What is asked: Print, exactly and completely, every entry in the data.

———

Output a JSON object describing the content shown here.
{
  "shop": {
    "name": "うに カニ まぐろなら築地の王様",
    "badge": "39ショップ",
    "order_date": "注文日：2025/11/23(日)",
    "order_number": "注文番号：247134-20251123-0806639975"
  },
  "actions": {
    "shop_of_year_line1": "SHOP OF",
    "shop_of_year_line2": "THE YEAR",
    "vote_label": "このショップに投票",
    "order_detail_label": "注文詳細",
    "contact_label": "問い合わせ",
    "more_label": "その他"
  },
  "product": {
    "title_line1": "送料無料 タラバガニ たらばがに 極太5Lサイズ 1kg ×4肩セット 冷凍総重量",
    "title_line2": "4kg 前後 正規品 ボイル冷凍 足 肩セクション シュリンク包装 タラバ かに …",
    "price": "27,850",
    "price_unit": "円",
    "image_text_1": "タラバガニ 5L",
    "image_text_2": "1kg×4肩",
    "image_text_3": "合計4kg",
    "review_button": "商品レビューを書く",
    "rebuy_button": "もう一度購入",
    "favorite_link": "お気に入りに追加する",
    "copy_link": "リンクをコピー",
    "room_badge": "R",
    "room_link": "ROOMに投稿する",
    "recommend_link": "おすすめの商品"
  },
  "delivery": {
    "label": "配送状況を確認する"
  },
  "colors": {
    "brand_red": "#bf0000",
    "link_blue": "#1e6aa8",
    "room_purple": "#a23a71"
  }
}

———

Solution to the exercise:
Output a JSON object describing the content shown here.
{
  "shop": {
    "name": "うに カニ まぐろなら築地の王様",
    "badge": "39ショップ",
    "order_date": "注文日：2025/11/23(日)",
    "order_number": "注文番号：247134-20251123-0806639975"
  },
  "actions": {
    "shop_of_year_line1": "SHOP OF",
    "shop_of_year_line2": "THE YEAR",
    "vote_label": "このショップに投票",
    "order_detail_label": "注文詳細",
    "contact_label": "問い合わせ",
    "more_label": "その他"
  },
  "product": {
    "title_line1": "送料無料 タラバガニ たらばがに 極太5Lサイズ 1kg ×4肩セット 冷凍総重量",
    "title_line2": "4kg 前後 正規品 ボイル冷凍 足 肩セクション シュリンク包装 タラバ かに …",
    "price": "27,850",
    "price_unit": "円",
    "image_text_1": "タラバガニ 5L",
    "image_text_2": "1kg×4肩",
    "image_text_3": "合計4kg",
    "review_button": "商品レビューを書く",
    "rebuy_button": "もう一度購入",
    "favorite_link": "お気に入りに追加する",
    "copy_link": "リンクをコピー",
    "room_badge": "R",
    "room_link": "ROOMに投稿する",
    "recommend_link": "おすすめの商品"
  },
  "delivery": {
    "label": "配送状況を確認する"
  },
  "colors": {
    "brand_red": "#bf0000",
    "link_blue": "#1e6aa8",
    "room_purple": "#a23a71"
  }
}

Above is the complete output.